Extracts from a graphics dataset:
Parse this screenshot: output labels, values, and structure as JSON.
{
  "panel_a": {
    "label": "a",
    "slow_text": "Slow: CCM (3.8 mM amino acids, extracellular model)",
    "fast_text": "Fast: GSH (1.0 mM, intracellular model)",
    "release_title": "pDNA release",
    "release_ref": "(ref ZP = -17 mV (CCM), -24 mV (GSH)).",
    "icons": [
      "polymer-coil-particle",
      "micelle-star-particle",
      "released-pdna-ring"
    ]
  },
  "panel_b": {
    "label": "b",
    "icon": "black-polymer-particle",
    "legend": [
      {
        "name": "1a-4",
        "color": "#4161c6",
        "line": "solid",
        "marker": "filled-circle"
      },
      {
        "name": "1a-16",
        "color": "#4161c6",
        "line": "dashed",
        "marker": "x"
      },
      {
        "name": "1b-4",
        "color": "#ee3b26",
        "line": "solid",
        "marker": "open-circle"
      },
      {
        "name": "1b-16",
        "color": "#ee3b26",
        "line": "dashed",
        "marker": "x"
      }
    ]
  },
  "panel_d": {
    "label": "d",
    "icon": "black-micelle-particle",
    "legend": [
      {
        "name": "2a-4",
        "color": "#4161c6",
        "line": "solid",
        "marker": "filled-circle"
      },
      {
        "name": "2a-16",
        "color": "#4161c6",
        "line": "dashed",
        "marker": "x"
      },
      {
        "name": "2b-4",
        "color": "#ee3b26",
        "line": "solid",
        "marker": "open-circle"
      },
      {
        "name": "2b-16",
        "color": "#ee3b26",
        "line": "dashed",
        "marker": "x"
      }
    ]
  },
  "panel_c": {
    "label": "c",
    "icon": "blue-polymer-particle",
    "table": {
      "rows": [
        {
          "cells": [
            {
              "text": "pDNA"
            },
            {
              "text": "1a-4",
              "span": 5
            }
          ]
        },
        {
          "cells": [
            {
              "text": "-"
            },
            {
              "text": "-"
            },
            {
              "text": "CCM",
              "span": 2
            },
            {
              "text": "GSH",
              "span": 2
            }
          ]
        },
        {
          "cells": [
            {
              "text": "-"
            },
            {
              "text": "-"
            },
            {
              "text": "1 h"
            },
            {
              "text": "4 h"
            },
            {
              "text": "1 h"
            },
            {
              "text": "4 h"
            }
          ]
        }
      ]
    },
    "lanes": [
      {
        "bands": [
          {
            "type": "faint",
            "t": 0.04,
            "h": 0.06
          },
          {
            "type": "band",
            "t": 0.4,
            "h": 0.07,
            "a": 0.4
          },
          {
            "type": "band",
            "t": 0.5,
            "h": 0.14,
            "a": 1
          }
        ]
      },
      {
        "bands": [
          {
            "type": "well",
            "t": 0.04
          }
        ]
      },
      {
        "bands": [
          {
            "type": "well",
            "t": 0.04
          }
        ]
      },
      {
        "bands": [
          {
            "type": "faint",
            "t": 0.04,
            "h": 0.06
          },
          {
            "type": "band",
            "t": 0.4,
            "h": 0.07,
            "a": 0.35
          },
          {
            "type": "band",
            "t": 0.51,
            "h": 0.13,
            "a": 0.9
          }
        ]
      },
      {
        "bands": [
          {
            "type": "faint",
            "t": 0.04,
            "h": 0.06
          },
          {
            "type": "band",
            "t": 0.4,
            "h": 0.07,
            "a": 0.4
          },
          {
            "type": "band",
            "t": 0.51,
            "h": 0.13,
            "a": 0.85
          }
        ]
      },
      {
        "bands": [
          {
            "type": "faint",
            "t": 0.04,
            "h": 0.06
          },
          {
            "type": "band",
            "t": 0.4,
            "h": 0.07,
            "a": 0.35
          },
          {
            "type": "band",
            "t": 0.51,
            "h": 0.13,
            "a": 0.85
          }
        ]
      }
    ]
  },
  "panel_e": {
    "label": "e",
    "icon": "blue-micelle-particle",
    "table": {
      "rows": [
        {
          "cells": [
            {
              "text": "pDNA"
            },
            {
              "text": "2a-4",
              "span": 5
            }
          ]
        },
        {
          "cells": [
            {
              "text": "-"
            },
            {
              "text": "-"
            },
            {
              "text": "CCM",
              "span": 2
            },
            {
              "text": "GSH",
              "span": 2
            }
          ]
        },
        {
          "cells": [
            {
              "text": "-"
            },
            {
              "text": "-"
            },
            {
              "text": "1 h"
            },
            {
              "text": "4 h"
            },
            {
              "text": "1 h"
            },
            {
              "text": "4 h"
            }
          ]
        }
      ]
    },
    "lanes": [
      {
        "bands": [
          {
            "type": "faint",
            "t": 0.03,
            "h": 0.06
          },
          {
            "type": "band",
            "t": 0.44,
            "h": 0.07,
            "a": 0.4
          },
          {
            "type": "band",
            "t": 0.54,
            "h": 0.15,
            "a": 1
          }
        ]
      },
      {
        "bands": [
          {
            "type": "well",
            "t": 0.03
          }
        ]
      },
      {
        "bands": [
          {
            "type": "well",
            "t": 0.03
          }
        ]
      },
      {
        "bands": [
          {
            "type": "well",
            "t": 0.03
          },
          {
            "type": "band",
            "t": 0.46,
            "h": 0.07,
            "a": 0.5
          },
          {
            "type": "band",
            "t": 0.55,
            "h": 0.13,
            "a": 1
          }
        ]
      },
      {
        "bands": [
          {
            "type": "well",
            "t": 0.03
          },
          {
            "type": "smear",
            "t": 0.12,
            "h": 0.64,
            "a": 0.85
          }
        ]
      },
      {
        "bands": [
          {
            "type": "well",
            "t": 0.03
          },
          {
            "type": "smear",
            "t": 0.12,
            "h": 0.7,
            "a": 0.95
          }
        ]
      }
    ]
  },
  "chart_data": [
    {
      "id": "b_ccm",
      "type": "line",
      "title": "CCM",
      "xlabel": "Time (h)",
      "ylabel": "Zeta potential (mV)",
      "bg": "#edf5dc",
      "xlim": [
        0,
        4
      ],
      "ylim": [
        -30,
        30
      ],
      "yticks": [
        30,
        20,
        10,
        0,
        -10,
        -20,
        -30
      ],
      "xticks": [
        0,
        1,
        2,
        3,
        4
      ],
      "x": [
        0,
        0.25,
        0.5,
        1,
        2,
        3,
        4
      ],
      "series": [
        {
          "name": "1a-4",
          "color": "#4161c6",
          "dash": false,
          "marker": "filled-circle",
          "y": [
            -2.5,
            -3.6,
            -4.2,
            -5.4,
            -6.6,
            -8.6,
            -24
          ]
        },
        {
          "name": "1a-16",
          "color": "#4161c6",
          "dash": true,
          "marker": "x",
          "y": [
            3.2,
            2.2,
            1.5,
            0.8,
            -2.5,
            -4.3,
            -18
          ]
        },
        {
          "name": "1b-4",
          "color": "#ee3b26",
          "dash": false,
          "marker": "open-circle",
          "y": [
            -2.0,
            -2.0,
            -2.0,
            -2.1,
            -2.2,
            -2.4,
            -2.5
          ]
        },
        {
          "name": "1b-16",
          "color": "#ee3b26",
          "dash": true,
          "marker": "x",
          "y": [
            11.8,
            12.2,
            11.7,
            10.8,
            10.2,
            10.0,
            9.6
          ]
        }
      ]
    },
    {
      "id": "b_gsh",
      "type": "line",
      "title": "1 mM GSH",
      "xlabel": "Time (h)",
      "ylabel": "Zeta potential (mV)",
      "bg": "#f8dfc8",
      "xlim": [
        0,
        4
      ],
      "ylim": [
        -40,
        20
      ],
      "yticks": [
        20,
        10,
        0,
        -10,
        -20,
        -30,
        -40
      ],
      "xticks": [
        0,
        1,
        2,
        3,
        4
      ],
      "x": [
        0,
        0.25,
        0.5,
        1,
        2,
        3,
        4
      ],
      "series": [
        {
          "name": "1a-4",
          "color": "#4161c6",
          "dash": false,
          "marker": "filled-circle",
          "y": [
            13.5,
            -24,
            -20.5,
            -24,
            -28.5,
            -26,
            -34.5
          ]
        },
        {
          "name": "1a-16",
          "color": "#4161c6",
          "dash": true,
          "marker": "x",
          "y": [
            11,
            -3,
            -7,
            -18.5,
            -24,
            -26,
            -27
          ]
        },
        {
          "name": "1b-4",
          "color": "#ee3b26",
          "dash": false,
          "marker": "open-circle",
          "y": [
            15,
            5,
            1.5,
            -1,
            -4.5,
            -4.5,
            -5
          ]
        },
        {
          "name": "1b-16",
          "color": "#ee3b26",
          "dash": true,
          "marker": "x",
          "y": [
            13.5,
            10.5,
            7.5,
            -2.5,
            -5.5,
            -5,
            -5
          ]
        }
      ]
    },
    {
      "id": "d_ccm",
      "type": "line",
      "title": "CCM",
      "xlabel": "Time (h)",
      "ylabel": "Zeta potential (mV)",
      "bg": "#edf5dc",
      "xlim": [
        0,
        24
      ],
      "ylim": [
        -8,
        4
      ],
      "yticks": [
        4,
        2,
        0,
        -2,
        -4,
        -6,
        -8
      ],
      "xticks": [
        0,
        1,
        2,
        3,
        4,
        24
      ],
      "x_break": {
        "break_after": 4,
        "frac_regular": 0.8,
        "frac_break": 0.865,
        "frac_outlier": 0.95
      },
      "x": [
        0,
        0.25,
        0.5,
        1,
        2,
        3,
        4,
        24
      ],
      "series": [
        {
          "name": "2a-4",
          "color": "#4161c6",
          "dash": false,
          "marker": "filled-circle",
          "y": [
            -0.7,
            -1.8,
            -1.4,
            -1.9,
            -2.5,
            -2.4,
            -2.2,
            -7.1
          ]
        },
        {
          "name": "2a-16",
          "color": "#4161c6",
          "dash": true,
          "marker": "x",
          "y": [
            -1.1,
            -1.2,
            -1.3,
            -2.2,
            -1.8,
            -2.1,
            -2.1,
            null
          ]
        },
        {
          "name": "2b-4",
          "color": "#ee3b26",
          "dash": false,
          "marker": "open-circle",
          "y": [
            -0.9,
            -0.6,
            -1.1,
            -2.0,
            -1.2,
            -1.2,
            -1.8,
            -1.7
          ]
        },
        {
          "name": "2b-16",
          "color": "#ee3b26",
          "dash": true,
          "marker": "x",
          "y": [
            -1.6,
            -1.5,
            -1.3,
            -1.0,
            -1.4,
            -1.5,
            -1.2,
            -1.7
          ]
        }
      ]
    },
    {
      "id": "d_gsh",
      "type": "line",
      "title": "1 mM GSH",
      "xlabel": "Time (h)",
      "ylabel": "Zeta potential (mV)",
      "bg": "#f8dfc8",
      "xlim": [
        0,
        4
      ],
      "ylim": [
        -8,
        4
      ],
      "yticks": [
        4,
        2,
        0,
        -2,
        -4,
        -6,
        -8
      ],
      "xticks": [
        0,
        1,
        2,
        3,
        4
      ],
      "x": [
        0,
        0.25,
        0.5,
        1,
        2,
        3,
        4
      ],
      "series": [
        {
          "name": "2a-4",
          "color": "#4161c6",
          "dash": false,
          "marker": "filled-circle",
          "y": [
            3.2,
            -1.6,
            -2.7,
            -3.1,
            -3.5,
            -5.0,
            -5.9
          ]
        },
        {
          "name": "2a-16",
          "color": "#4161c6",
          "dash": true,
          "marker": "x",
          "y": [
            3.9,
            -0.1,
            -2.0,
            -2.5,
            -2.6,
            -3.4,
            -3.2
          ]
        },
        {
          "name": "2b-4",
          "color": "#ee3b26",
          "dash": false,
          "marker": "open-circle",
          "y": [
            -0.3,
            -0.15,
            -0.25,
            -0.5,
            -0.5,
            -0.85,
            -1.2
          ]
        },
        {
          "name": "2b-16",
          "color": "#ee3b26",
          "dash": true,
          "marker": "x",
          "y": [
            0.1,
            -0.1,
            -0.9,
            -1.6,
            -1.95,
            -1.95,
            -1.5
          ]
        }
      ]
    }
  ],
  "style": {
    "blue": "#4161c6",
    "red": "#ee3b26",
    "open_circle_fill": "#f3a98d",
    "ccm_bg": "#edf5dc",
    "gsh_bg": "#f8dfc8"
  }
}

• What this task involves:
In the entries above, identify every line with the word "blue". Copy those lines.

• Output of the task:
    "icon": "blue-polymer-particle",
    "icon": "blue-micelle-particle",
    "blue": "#4161c6",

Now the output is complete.